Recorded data
- - - -
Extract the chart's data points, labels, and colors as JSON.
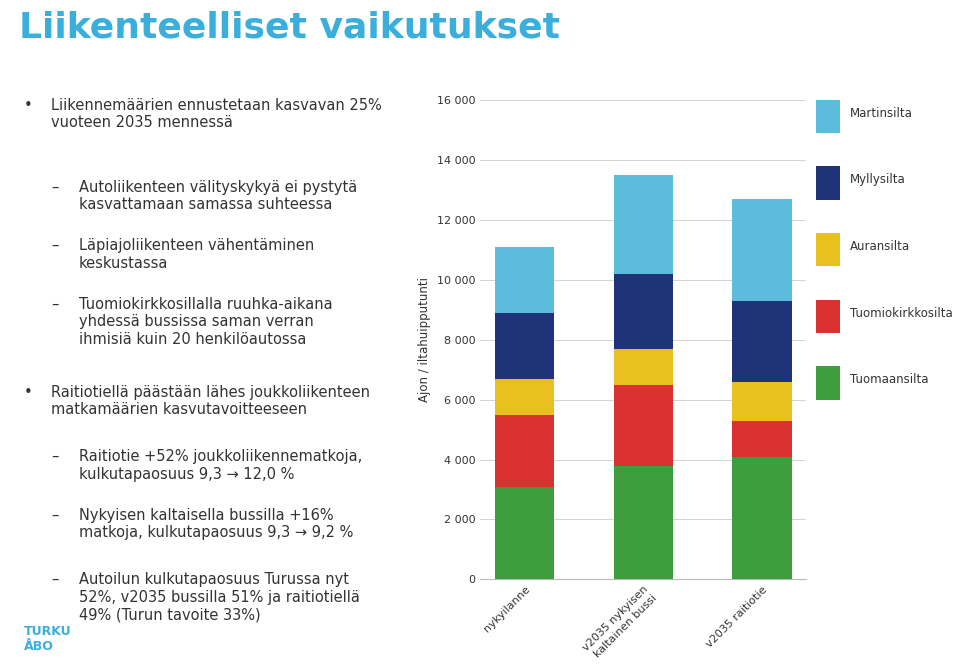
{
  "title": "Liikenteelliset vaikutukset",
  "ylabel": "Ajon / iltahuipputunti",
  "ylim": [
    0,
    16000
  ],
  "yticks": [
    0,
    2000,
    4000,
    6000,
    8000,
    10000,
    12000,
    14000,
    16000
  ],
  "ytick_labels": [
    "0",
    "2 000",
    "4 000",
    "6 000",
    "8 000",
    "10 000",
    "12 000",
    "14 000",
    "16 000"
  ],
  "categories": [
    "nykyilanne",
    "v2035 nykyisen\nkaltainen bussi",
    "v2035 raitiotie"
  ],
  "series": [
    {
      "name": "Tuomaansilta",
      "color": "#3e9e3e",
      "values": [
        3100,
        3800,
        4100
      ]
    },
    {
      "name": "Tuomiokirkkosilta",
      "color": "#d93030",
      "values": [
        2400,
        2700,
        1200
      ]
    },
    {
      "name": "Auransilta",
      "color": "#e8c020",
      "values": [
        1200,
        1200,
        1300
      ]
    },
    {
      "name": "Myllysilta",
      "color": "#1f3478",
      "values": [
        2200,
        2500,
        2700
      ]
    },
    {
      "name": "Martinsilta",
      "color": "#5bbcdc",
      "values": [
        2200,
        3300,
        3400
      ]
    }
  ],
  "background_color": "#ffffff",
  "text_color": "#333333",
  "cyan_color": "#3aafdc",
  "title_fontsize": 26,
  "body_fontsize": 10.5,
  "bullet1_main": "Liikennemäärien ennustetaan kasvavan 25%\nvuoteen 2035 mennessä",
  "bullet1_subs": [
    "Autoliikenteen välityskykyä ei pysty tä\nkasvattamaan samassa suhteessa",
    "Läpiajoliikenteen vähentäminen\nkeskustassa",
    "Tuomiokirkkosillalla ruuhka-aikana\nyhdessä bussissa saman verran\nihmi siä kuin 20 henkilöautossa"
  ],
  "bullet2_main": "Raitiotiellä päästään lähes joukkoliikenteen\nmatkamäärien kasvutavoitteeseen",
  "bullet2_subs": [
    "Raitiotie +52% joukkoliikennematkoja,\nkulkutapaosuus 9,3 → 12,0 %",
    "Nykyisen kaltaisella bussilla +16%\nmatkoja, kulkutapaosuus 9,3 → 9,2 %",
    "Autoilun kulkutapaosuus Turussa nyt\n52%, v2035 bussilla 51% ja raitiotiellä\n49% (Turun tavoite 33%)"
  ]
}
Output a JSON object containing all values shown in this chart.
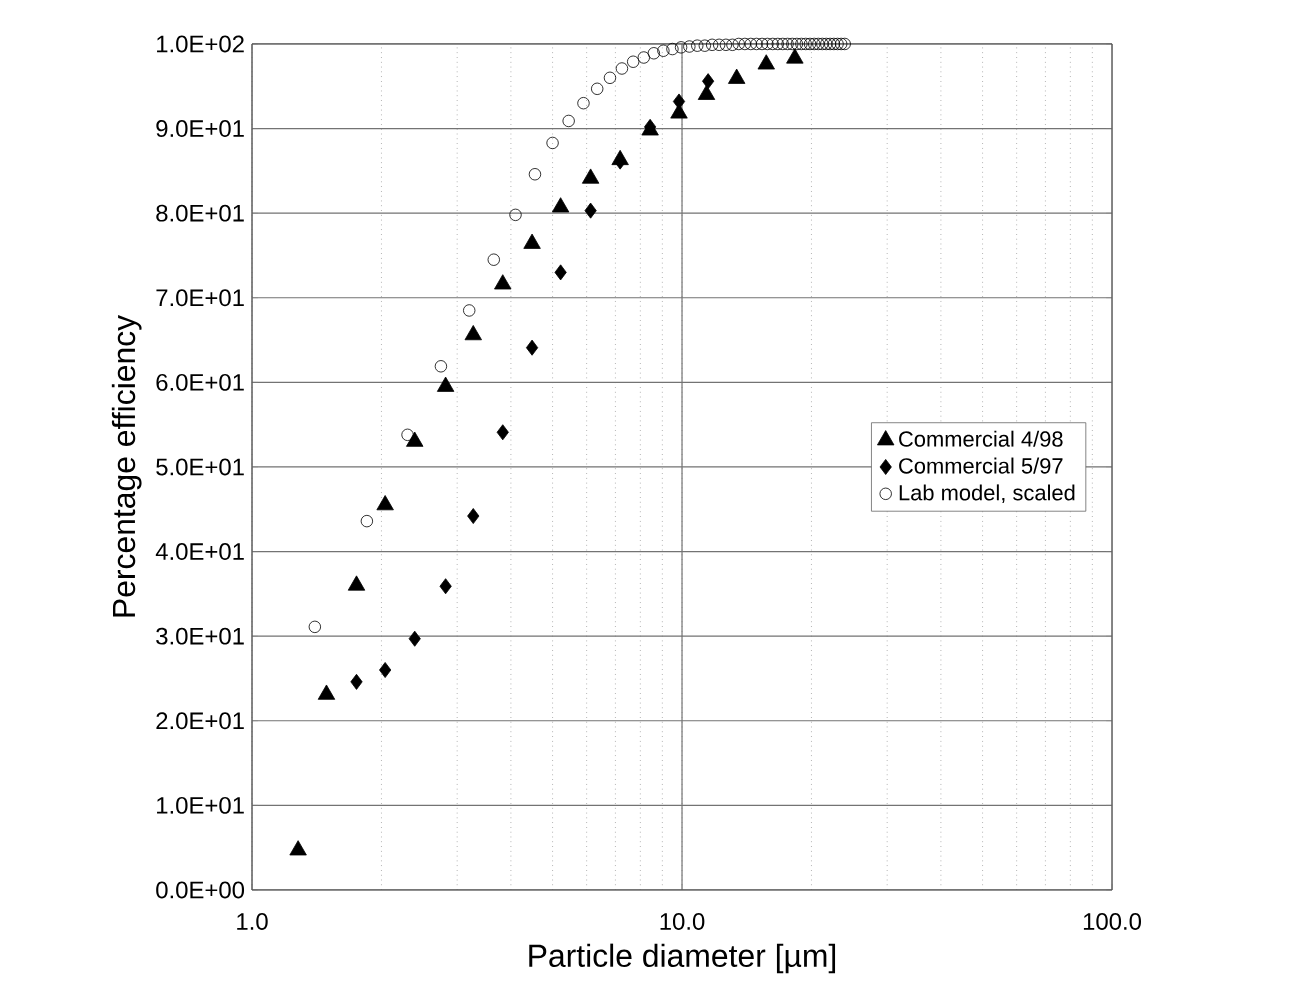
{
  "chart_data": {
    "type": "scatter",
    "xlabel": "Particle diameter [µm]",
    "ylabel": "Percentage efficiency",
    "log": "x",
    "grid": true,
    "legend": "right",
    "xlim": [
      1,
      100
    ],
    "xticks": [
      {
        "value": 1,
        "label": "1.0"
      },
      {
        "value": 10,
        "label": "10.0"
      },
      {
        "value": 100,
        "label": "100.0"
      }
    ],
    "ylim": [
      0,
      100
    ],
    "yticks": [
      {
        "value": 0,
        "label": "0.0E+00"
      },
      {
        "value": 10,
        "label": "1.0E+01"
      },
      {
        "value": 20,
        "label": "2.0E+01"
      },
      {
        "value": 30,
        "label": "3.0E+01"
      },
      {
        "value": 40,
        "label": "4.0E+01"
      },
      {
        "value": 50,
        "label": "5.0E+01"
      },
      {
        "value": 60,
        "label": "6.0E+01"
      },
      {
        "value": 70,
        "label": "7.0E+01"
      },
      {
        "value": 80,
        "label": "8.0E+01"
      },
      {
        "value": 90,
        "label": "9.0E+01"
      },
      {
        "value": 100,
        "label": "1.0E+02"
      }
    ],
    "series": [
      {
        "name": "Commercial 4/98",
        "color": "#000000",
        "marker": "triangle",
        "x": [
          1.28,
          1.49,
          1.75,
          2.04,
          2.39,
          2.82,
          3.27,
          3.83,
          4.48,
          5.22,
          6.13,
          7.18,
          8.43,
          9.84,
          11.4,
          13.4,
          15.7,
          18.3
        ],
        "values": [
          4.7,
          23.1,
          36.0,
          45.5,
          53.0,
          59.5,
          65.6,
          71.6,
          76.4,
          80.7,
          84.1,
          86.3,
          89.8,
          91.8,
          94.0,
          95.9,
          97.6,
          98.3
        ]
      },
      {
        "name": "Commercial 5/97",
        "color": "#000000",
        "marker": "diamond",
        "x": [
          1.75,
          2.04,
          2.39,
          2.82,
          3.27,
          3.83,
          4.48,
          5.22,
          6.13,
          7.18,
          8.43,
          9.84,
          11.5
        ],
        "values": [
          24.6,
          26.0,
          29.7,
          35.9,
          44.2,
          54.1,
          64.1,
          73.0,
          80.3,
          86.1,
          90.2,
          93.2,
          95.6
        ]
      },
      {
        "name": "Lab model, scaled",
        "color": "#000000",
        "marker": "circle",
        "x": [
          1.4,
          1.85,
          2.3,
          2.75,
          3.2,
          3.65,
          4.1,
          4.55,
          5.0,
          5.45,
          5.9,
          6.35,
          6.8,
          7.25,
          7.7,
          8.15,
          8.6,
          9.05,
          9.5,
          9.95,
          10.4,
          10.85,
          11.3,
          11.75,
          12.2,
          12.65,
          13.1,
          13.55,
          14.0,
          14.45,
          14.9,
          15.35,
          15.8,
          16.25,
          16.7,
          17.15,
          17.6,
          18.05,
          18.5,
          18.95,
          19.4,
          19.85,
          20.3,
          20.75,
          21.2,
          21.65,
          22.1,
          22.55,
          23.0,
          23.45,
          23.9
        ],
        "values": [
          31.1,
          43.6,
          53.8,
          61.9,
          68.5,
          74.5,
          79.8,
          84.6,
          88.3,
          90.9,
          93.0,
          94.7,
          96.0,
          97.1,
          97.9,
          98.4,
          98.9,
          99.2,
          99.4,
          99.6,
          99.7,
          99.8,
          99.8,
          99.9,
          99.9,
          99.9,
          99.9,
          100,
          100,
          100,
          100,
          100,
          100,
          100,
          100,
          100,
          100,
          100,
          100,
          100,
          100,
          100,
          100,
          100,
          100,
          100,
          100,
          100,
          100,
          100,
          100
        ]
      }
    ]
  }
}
- - - -
SHORT PROBLEM: Copy each line holding the word "name" from the listing above.

WRITTEN REPLY:
      "name": "Tuomaansilta",
      "name": "Tuomiokirkkosilta",
      "name": "Auransilta",
      "name": "Myllysilta",
      "name": "Martinsilta",
        "name": "Commercial 4/98",
        "name": "Commercial 5/97",
        "name": "Lab model, scaled",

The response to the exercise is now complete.